## STATED TASK
Reproduce the lines below from the one that contains "Output the text content of this document." through the end, inclusive, and add nothing.

## DATA IN THIS EXERCISE
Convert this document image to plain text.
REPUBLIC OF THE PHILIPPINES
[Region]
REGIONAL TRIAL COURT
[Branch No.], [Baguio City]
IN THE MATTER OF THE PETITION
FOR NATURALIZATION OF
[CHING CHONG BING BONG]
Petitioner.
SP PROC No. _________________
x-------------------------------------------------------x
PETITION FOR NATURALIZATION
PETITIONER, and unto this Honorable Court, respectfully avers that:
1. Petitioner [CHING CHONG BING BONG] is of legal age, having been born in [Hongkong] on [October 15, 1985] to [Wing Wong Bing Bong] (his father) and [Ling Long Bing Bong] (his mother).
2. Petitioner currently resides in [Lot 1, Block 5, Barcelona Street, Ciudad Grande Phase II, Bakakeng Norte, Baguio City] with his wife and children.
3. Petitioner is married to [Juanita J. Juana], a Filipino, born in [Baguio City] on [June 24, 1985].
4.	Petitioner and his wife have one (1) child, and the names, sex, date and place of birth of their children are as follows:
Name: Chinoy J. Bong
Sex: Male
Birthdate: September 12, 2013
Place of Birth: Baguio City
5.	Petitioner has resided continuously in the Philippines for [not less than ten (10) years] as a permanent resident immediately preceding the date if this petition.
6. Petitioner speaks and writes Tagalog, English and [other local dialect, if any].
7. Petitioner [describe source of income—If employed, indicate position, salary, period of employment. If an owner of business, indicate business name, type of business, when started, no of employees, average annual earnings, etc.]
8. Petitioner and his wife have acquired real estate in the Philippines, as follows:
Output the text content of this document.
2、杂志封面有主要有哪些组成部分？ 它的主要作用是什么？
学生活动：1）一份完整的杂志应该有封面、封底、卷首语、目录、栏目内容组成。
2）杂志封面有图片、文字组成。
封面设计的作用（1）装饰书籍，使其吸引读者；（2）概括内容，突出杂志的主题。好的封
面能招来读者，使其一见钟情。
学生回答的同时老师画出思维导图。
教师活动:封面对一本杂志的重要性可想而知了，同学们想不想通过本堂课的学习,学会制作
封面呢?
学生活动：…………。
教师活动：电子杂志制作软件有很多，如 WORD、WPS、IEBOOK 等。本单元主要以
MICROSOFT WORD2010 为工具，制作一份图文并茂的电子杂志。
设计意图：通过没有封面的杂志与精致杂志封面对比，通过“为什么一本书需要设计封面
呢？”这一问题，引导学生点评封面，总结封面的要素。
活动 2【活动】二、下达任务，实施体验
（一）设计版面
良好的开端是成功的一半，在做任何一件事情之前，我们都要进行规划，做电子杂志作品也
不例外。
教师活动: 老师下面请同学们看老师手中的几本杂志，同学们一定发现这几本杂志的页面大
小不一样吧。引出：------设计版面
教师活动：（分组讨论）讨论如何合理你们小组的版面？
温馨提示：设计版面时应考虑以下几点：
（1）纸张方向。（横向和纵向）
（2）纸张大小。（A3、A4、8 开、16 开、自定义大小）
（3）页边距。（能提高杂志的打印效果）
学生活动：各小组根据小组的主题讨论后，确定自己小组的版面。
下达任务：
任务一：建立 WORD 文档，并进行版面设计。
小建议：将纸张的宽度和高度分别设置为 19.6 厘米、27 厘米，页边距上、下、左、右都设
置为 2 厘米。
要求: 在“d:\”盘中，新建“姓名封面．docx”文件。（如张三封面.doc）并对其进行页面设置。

## ANSWER TO THE EXERCISE
Output the text content of this document.
2、杂志封面有主要有哪些组成部分？ 它的主要作用是什么？
学生活动：1）一份完整的杂志应该有封面、封底、卷首语、目录、栏目内容组成。
2）杂志封面有图片、文字组成。
封面设计的作用（1）装饰书籍，使其吸引读者；（2）概括内容，突出杂志的主题。好的封
面能招来读者，使其一见钟情。
学生回答的同时老师画出思维导图。
教师活动:封面对一本杂志的重要性可想而知了，同学们想不想通过本堂课的学习,学会制作
封面呢?
学生活动：…………。
教师活动：电子杂志制作软件有很多，如 WORD、WPS、IEBOOK 等。本单元主要以
MICROSOFT WORD2010 为工具，制作一份图文并茂的电子杂志。
设计意图：通过没有封面的杂志与精致杂志封面对比，通过“为什么一本书需要设计封面
呢？”这一问题，引导学生点评封面，总结封面的要素。
活动 2【活动】二、下达任务，实施体验
（一）设计版面
良好的开端是成功的一半，在做任何一件事情之前，我们都要进行规划，做电子杂志作品也
不例外。
教师活动: 老师下面请同学们看老师手中的几本杂志，同学们一定发现这几本杂志的页面大
小不一样吧。引出：------设计版面
教师活动：（分组讨论）讨论如何合理你们小组的版面？
温馨提示：设计版面时应考虑以下几点：
（1）纸张方向。（横向和纵向）
（2）纸张大小。（A3、A4、8 开、16 开、自定义大小）
（3）页边距。（能提高杂志的打印效果）
学生活动：各小组根据小组的主题讨论后，确定自己小组的版面。
下达任务：
任务一：建立 WORD 文档，并进行版面设计。
小建议：将纸张的宽度和高度分别设置为 19.6 厘米、27 厘米，页边距上、下、左、右都设
置为 2 厘米。
要求: 在“d:\”盘中，新建“姓名封面．docx”文件。（如张三封面.doc）并对其进行页面设置。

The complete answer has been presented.